Collected data entries
^^^^
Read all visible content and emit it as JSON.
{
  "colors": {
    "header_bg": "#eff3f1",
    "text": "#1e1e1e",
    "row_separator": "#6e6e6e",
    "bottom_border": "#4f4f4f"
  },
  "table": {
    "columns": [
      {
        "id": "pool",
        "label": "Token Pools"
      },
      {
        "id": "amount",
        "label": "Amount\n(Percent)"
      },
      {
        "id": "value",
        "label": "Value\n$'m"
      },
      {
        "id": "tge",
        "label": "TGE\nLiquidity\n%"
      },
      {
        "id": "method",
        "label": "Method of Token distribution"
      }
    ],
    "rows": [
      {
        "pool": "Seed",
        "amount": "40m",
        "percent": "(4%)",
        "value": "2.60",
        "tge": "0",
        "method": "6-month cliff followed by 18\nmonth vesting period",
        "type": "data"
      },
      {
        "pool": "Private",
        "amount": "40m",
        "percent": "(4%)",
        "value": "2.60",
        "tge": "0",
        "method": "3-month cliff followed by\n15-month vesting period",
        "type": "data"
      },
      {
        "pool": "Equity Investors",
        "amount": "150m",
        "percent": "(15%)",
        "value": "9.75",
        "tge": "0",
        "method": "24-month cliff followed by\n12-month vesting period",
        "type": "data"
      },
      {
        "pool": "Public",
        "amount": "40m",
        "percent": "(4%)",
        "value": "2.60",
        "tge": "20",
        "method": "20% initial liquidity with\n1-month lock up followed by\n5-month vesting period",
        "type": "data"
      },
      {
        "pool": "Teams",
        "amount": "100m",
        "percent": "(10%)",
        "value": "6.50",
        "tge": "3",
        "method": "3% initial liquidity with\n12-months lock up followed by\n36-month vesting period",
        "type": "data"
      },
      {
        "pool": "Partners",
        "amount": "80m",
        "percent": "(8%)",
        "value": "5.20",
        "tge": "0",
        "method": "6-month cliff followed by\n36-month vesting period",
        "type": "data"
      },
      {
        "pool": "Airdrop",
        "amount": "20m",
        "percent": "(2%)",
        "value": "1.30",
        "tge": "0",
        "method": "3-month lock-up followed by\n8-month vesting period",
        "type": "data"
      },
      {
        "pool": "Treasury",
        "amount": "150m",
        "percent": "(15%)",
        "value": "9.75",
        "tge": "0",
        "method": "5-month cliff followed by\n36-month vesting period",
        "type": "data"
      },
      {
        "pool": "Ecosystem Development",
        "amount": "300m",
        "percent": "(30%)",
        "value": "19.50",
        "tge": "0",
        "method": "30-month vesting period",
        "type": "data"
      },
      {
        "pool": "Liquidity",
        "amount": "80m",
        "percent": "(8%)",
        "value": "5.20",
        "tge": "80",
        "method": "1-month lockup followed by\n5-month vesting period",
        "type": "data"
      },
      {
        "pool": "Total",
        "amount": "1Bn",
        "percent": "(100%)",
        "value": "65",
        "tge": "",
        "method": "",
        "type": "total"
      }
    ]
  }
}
^^^^
Objective:
Without leaving anything out, give the entries again exactly.

Completed exercise:
Read all visible content and emit it as JSON.
{
  "colors": {
    "header_bg": "#eff3f1",
    "text": "#1e1e1e",
    "row_separator": "#6e6e6e",
    "bottom_border": "#4f4f4f"
  },
  "table": {
    "columns": [
      {
        "id": "pool",
        "label": "Token Pools"
      },
      {
        "id": "amount",
        "label": "Amount\n(Percent)"
      },
      {
        "id": "value",
        "label": "Value\n$'m"
      },
      {
        "id": "tge",
        "label": "TGE\nLiquidity\n%"
      },
      {
        "id": "method",
        "label": "Method of Token distribution"
      }
    ],
    "rows": [
      {
        "pool": "Seed",
        "amount": "40m",
        "percent": "(4%)",
        "value": "2.60",
        "tge": "0",
        "method": "6-month cliff followed by 18\nmonth vesting period",
        "type": "data"
      },
      {
        "pool": "Private",
        "amount": "40m",
        "percent": "(4%)",
        "value": "2.60",
        "tge": "0",
        "method": "3-month cliff followed by\n15-month vesting period",
        "type": "data"
      },
      {
        "pool": "Equity Investors",
        "amount": "150m",
        "percent": "(15%)",
        "value": "9.75",
        "tge": "0",
        "method": "24-month cliff followed by\n12-month vesting period",
        "type": "data"
      },
      {
        "pool": "Public",
        "amount": "40m",
        "percent": "(4%)",
        "value": "2.60",
        "tge": "20",
        "method": "20% initial liquidity with\n1-month lock up followed by\n5-month vesting period",
        "type": "data"
      },
      {
        "pool": "Teams",
        "amount": "100m",
        "percent": "(10%)",
        "value": "6.50",
        "tge": "3",
        "method": "3% initial liquidity with\n12-months lock up followed by\n36-month vesting period",
        "type": "data"
      },
      {
        "pool": "Partners",
        "amount": "80m",
        "percent": "(8%)",
        "value": "5.20",
        "tge": "0",
        "method": "6-month cliff followed by\n36-month vesting period",
        "type": "data"
      },
      {
        "pool": "Airdrop",
        "amount": "20m",
        "percent": "(2%)",
        "value": "1.30",
        "tge": "0",
        "method": "3-month lock-up followed by\n8-month vesting period",
        "type": "data"
      },
      {
        "pool": "Treasury",
        "amount": "150m",
        "percent": "(15%)",
        "value": "9.75",
        "tge": "0",
        "method": "5-month cliff followed by\n36-month vesting period",
        "type": "data"
      },
      {
        "pool": "Ecosystem Development",
        "amount": "300m",
        "percent": "(30%)",
        "value": "19.50",
        "tge": "0",
        "method": "30-month vesting period",
        "type": "data"
      },
      {
        "pool": "Liquidity",
        "amount": "80m",
        "percent": "(8%)",
        "value": "5.20",
        "tge": "80",
        "method": "1-month lockup followed by\n5-month vesting period",
        "type": "data"
      },
      {
        "pool": "Total",
        "amount": "1Bn",
        "percent": "(100%)",
        "value": "65",
        "tge": "",
        "method": "",
        "type": "total"
      }
    ]
  }
}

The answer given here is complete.